● REQUIREMENT: Set down the rows below again, word for word, starting with the row that contains "point-1000g [573, 355, 581, 363]" and going on through the row that contains "y-tick-label: 0.0 [490, 235, 507, 249]".

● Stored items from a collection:
====

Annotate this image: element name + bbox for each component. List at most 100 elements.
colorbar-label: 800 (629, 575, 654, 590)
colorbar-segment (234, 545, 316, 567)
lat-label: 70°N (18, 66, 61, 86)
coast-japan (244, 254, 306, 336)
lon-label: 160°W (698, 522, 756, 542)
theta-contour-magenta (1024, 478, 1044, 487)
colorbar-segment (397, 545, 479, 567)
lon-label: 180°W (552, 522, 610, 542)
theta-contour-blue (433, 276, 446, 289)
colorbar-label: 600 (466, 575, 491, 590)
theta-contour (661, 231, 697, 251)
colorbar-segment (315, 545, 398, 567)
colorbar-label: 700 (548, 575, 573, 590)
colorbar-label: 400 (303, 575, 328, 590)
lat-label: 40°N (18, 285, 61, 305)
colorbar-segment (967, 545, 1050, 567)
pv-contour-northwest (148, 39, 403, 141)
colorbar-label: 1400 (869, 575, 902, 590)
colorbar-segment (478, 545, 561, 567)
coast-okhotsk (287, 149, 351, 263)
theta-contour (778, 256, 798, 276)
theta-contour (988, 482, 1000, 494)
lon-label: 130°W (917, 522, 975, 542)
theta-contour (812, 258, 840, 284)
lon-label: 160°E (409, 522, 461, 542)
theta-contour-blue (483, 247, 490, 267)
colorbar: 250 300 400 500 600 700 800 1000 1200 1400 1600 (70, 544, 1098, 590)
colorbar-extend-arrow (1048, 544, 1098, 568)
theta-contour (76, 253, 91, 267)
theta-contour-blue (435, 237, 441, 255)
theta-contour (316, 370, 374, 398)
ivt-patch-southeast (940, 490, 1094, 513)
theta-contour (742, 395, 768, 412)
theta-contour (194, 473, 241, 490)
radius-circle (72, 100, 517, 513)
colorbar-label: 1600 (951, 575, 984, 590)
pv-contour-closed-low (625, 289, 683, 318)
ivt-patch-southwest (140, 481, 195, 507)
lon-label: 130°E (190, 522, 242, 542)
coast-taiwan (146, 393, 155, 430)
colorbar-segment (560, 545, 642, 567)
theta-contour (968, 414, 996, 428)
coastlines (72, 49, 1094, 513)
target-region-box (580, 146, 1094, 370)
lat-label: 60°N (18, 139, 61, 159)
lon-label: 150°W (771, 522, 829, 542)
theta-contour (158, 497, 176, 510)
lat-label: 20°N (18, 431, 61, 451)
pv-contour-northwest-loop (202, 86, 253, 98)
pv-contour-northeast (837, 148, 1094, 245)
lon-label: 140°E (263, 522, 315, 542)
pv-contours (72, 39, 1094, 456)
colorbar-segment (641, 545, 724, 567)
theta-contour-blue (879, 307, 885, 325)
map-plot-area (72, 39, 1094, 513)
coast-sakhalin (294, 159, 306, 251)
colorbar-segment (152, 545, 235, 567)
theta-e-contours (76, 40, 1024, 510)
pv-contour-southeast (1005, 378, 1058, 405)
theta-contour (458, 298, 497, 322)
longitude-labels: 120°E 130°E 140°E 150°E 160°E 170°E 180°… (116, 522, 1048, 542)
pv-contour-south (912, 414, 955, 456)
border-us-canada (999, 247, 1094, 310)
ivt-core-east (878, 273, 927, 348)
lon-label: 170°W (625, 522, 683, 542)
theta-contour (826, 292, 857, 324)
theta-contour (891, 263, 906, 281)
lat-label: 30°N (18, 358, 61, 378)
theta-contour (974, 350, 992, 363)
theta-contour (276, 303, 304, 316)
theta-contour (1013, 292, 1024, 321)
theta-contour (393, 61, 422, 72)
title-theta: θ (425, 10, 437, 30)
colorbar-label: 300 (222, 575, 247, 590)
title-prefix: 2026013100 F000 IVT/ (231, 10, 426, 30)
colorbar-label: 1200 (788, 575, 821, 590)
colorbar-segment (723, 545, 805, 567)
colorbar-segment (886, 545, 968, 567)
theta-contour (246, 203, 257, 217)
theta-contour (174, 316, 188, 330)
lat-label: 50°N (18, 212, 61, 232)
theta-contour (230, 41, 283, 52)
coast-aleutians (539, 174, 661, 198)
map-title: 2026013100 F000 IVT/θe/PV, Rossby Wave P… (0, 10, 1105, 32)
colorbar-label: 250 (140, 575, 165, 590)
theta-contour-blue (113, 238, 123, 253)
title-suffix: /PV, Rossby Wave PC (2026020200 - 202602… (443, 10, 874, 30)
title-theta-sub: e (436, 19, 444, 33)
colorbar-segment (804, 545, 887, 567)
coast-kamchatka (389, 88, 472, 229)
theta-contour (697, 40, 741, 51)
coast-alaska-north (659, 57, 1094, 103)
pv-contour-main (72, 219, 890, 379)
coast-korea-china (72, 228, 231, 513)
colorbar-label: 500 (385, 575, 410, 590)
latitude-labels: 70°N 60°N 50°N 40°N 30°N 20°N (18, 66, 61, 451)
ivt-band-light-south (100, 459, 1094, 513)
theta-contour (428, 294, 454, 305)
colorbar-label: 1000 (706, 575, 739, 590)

====

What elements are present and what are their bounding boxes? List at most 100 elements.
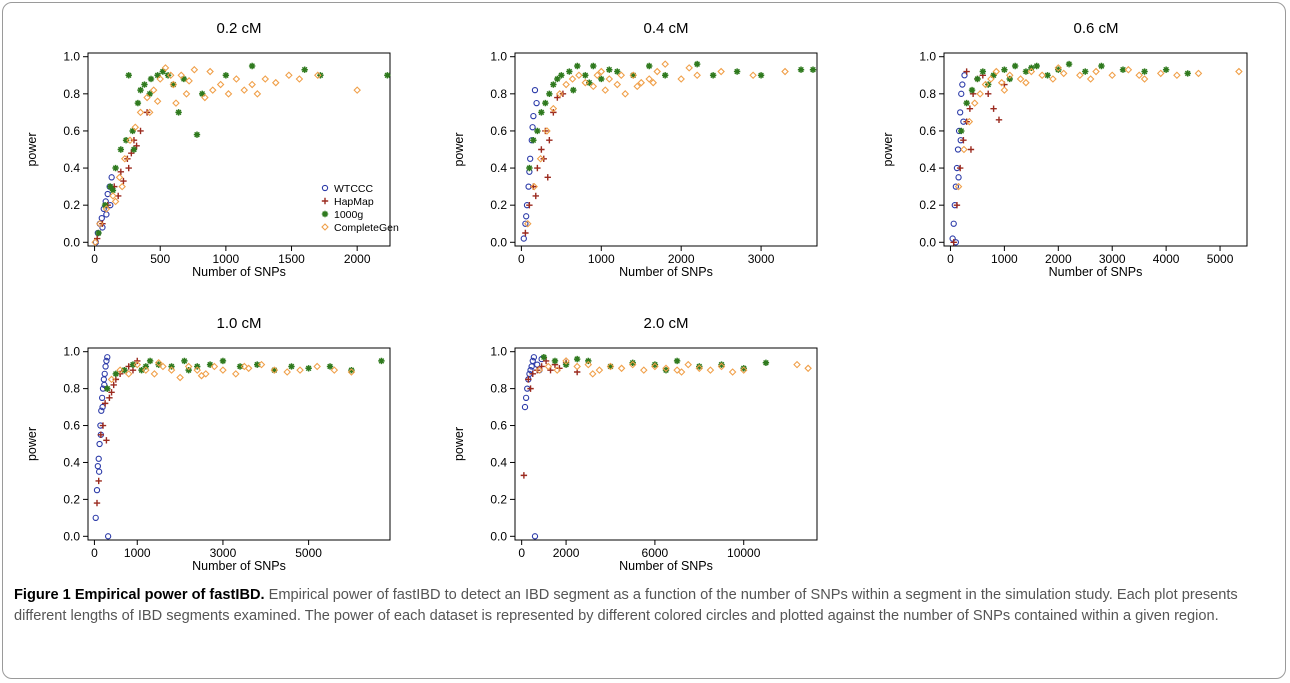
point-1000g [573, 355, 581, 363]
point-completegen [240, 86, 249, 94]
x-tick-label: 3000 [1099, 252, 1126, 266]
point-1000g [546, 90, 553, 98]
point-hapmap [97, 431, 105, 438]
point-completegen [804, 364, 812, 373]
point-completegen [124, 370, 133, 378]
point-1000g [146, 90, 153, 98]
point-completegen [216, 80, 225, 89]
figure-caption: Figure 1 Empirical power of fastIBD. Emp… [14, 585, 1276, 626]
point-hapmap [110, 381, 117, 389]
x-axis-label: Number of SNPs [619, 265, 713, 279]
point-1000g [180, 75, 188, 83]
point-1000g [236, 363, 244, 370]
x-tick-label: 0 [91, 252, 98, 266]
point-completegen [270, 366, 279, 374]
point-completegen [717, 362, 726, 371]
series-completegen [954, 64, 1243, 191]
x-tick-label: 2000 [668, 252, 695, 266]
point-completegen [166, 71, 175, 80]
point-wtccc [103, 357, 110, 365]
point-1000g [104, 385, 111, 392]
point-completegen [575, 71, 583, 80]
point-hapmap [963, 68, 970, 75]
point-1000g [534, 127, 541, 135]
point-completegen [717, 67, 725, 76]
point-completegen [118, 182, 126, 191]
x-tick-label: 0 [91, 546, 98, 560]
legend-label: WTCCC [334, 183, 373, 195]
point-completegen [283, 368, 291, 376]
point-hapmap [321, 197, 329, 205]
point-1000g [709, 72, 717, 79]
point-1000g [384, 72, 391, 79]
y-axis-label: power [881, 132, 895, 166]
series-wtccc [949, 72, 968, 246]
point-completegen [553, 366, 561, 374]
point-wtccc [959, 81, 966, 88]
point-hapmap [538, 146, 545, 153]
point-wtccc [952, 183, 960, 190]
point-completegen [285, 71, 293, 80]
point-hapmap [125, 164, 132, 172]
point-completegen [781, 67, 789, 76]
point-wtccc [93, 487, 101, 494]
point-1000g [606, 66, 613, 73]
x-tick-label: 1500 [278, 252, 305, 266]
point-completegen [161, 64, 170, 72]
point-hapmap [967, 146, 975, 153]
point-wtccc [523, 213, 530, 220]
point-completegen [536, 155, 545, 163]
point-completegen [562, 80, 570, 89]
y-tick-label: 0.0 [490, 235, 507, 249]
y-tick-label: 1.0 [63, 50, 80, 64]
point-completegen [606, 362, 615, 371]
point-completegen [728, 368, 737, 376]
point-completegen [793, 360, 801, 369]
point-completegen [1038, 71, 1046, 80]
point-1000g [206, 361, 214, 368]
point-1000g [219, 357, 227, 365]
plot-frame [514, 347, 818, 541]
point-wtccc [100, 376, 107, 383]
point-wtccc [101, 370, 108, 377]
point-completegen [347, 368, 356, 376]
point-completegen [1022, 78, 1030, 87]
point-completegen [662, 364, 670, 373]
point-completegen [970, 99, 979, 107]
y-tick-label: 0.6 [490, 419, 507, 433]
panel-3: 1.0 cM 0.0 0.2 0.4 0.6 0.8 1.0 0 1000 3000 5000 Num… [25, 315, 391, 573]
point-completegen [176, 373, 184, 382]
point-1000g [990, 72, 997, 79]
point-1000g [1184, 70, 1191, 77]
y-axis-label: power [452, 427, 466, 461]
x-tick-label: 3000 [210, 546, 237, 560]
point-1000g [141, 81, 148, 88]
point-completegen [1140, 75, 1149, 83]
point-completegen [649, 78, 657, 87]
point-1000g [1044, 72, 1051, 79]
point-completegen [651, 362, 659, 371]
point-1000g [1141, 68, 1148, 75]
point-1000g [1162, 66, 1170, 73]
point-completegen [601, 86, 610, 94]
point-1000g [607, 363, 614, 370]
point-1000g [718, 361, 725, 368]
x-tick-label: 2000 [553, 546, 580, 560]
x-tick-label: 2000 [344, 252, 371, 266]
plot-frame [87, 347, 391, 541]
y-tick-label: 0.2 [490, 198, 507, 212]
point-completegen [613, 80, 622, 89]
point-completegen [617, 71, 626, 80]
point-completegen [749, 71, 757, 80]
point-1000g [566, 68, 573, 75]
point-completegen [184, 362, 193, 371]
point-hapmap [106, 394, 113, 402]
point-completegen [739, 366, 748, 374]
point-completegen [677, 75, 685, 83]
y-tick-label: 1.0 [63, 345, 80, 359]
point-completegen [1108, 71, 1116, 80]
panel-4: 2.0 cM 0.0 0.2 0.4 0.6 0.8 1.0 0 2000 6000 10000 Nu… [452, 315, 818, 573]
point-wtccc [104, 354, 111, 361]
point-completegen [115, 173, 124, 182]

====

● RESULT:
point-1000g [573, 355, 581, 363]
point-completegen [240, 86, 249, 94]
x-tick-label: 3000 [1099, 252, 1126, 266]
point-1000g [546, 90, 553, 98]
point-hapmap [97, 431, 105, 438]
point-completegen [804, 364, 812, 373]
point-completegen [124, 370, 133, 378]
point-1000g [146, 90, 153, 98]
point-completegen [216, 80, 225, 89]
figure-caption: Figure 1 Empirical power of fastIBD. Emp… [14, 585, 1276, 626]
point-hapmap [110, 381, 117, 389]
x-axis-label: Number of SNPs [619, 265, 713, 279]
point-1000g [180, 75, 188, 83]
point-1000g [236, 363, 244, 370]
x-tick-label: 0 [91, 252, 98, 266]
point-completegen [270, 366, 279, 374]
point-completegen [717, 362, 726, 371]
series-completegen [954, 64, 1243, 191]
x-tick-label: 2000 [668, 252, 695, 266]
point-completegen [166, 71, 175, 80]
point-wtccc [103, 357, 110, 365]
point-1000g [104, 385, 111, 392]
point-completegen [575, 71, 583, 80]
point-hapmap [963, 68, 970, 75]
point-1000g [534, 127, 541, 135]
point-completegen [717, 67, 725, 76]
point-completegen [118, 182, 126, 191]
x-tick-label: 0 [91, 546, 98, 560]
legend-label: WTCCC [334, 183, 373, 195]
point-completegen [283, 368, 291, 376]
point-hapmap [321, 197, 329, 205]
point-1000g [709, 72, 717, 79]
point-1000g [384, 72, 391, 79]
y-axis-label: power [881, 132, 895, 166]
series-wtccc [949, 72, 968, 246]
point-completegen [553, 366, 561, 374]
point-wtccc [959, 81, 966, 88]
point-hapmap [538, 146, 545, 153]
point-wtccc [952, 183, 960, 190]
point-completegen [285, 71, 293, 80]
point-hapmap [125, 164, 132, 172]
point-completegen [781, 67, 789, 76]
point-wtccc [93, 487, 101, 494]
point-1000g [606, 66, 613, 73]
x-tick-label: 1500 [278, 252, 305, 266]
point-completegen [161, 64, 170, 72]
point-hapmap [967, 146, 975, 153]
point-wtccc [523, 213, 530, 220]
point-completegen [536, 155, 545, 163]
point-completegen [562, 80, 570, 89]
y-tick-label: 0.0 [490, 235, 507, 249]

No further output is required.